# Task details
Retype each record shown below, leaving every character as it is.

:::::

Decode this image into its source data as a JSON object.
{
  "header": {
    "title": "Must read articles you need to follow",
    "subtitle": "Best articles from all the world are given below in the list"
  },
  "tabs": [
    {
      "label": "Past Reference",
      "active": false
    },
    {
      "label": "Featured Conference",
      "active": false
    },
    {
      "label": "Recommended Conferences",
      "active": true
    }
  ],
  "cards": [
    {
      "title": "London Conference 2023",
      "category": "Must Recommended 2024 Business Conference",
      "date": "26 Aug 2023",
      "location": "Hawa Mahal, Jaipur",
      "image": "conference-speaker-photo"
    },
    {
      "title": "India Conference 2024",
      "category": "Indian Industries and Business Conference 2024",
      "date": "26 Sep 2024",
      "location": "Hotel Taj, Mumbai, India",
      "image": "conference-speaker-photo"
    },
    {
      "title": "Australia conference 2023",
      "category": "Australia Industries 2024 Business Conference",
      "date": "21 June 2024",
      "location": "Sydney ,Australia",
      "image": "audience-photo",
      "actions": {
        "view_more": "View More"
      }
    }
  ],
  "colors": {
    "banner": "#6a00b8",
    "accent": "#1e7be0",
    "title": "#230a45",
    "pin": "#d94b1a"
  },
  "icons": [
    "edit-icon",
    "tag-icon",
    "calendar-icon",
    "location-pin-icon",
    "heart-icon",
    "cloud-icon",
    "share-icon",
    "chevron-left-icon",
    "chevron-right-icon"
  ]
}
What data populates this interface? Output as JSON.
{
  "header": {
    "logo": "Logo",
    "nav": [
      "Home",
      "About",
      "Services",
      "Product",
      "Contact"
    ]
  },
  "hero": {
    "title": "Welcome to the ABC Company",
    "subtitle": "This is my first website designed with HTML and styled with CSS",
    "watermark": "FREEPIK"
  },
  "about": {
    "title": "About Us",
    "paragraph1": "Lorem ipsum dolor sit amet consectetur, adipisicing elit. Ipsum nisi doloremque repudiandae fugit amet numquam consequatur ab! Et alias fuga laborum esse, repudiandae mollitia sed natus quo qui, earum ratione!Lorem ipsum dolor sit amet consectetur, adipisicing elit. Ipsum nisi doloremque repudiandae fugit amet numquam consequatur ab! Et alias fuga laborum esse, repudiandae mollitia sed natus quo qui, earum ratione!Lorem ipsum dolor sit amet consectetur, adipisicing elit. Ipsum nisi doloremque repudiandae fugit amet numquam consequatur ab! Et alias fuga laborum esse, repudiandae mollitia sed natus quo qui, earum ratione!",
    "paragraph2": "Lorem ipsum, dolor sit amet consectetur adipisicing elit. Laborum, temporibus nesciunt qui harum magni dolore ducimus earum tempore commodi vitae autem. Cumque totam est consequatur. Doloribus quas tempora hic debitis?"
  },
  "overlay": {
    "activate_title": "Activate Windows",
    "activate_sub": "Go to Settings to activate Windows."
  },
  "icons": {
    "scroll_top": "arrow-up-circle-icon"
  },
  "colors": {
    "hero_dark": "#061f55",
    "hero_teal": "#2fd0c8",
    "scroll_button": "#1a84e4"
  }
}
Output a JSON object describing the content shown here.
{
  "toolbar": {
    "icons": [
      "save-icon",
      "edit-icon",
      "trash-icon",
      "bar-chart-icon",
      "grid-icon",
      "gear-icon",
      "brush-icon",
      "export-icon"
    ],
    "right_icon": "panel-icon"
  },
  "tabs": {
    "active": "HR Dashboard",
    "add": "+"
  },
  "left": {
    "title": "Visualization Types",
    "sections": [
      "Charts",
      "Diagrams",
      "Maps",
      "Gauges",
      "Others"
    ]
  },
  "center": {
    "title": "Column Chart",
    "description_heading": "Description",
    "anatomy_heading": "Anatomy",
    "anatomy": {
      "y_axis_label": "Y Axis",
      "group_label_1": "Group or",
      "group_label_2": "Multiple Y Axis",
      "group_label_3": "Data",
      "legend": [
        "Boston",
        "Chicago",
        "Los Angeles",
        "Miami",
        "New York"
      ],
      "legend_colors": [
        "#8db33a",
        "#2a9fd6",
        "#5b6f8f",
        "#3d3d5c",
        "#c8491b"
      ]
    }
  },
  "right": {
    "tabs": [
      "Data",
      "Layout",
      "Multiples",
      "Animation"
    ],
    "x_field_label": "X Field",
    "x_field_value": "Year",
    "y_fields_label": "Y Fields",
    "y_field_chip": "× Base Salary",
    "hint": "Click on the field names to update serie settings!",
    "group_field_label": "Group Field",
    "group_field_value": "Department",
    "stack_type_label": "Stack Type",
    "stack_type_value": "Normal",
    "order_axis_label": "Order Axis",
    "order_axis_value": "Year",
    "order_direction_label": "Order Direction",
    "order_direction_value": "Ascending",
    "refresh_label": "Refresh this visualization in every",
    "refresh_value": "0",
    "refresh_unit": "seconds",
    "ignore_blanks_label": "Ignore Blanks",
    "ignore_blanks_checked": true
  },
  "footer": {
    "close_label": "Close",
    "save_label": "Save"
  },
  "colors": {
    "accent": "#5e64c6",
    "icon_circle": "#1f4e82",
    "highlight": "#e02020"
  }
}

:::::

# Solution for this task
Decode this image into its source data as a JSON object.
{
  "header": {
    "title": "Must read articles you need to follow",
    "subtitle": "Best articles from all the world are given below in the list"
  },
  "tabs": [
    {
      "label": "Past Reference",
      "active": false
    },
    {
      "label": "Featured Conference",
      "active": false
    },
    {
      "label": "Recommended Conferences",
      "active": true
    }
  ],
  "cards": [
    {
      "title": "London Conference 2023",
      "category": "Must Recommended 2024 Business Conference",
      "date": "26 Aug 2023",
      "location": "Hawa Mahal, Jaipur",
      "image": "conference-speaker-photo"
    },
    {
      "title": "India Conference 2024",
      "category": "Indian Industries and Business Conference 2024",
      "date": "26 Sep 2024",
      "location": "Hotel Taj, Mumbai, India",
      "image": "conference-speaker-photo"
    },
    {
      "title": "Australia conference 2023",
      "category": "Australia Industries 2024 Business Conference",
      "date": "21 June 2024",
      "location": "Sydney ,Australia",
      "image": "audience-photo",
      "actions": {
        "view_more": "View More"
      }
    }
  ],
  "colors": {
    "banner": "#6a00b8",
    "accent": "#1e7be0",
    "title": "#230a45",
    "pin": "#d94b1a"
  },
  "icons": [
    "edit-icon",
    "tag-icon",
    "calendar-icon",
    "location-pin-icon",
    "heart-icon",
    "cloud-icon",
    "share-icon",
    "chevron-left-icon",
    "chevron-right-icon"
  ]
}
What data populates this interface? Output as JSON.
{
  "header": {
    "logo": "Logo",
    "nav": [
      "Home",
      "About",
      "Services",
      "Product",
      "Contact"
    ]
  },
  "hero": {
    "title": "Welcome to the ABC Company",
    "subtitle": "This is my first website designed with HTML and styled with CSS",
    "watermark": "FREEPIK"
  },
  "about": {
    "title": "About Us",
    "paragraph1": "Lorem ipsum dolor sit amet consectetur, adipisicing elit. Ipsum nisi doloremque repudiandae fugit amet numquam consequatur ab! Et alias fuga laborum esse, repudiandae mollitia sed natus quo qui, earum ratione!Lorem ipsum dolor sit amet consectetur, adipisicing elit. Ipsum nisi doloremque repudiandae fugit amet numquam consequatur ab! Et alias fuga laborum esse, repudiandae mollitia sed natus quo qui, earum ratione!Lorem ipsum dolor sit amet consectetur, adipisicing elit. Ipsum nisi doloremque repudiandae fugit amet numquam consequatur ab! Et alias fuga laborum esse, repudiandae mollitia sed natus quo qui, earum ratione!",
    "paragraph2": "Lorem ipsum, dolor sit amet consectetur adipisicing elit. Laborum, temporibus nesciunt qui harum magni dolore ducimus earum tempore commodi vitae autem. Cumque totam est consequatur. Doloribus quas tempora hic debitis?"
  },
  "overlay": {
    "activate_title": "Activate Windows",
    "activate_sub": "Go to Settings to activate Windows."
  },
  "icons": {
    "scroll_top": "arrow-up-circle-icon"
  },
  "colors": {
    "hero_dark": "#061f55",
    "hero_teal": "#2fd0c8",
    "scroll_button": "#1a84e4"
  }
}
Output a JSON object describing the content shown here.
{
  "toolbar": {
    "icons": [
      "save-icon",
      "edit-icon",
      "trash-icon",
      "bar-chart-icon",
      "grid-icon",
      "gear-icon",
      "brush-icon",
      "export-icon"
    ],
    "right_icon": "panel-icon"
  },
  "tabs": {
    "active": "HR Dashboard",
    "add": "+"
  },
  "left": {
    "title": "Visualization Types",
    "sections": [
      "Charts",
      "Diagrams",
      "Maps",
      "Gauges",
      "Others"
    ]
  },
  "center": {
    "title": "Column Chart",
    "description_heading": "Description",
    "anatomy_heading": "Anatomy",
    "anatomy": {
      "y_axis_label": "Y Axis",
      "group_label_1": "Group or",
      "group_label_2": "Multiple Y Axis",
      "group_label_3": "Data",
      "legend": [
        "Boston",
        "Chicago",
        "Los Angeles",
        "Miami",
        "New York"
      ],
      "legend_colors": [
        "#8db33a",
        "#2a9fd6",
        "#5b6f8f",
        "#3d3d5c",
        "#c8491b"
      ]
    }
  },
  "right": {
    "tabs": [
      "Data",
      "Layout",
      "Multiples",
      "Animation"
    ],
    "x_field_label": "X Field",
    "x_field_value": "Year",
    "y_fields_label": "Y Fields",
    "y_field_chip": "× Base Salary",
    "hint": "Click on the field names to update serie settings!",
    "group_field_label": "Group Field",
    "group_field_value": "Department",
    "stack_type_label": "Stack Type",
    "stack_type_value": "Normal",
    "order_axis_label": "Order Axis",
    "order_axis_value": "Year",
    "order_direction_label": "Order Direction",
    "order_direction_value": "Ascending",
    "refresh_label": "Refresh this visualization in every",
    "refresh_value": "0",
    "refresh_unit": "seconds",
    "ignore_blanks_label": "Ignore Blanks",
    "ignore_blanks_checked": true
  },
  "footer": {
    "close_label": "Close",
    "save_label": "Save"
  },
  "colors": {
    "accent": "#5e64c6",
    "icon_circle": "#1f4e82",
    "highlight": "#e02020"
  }
}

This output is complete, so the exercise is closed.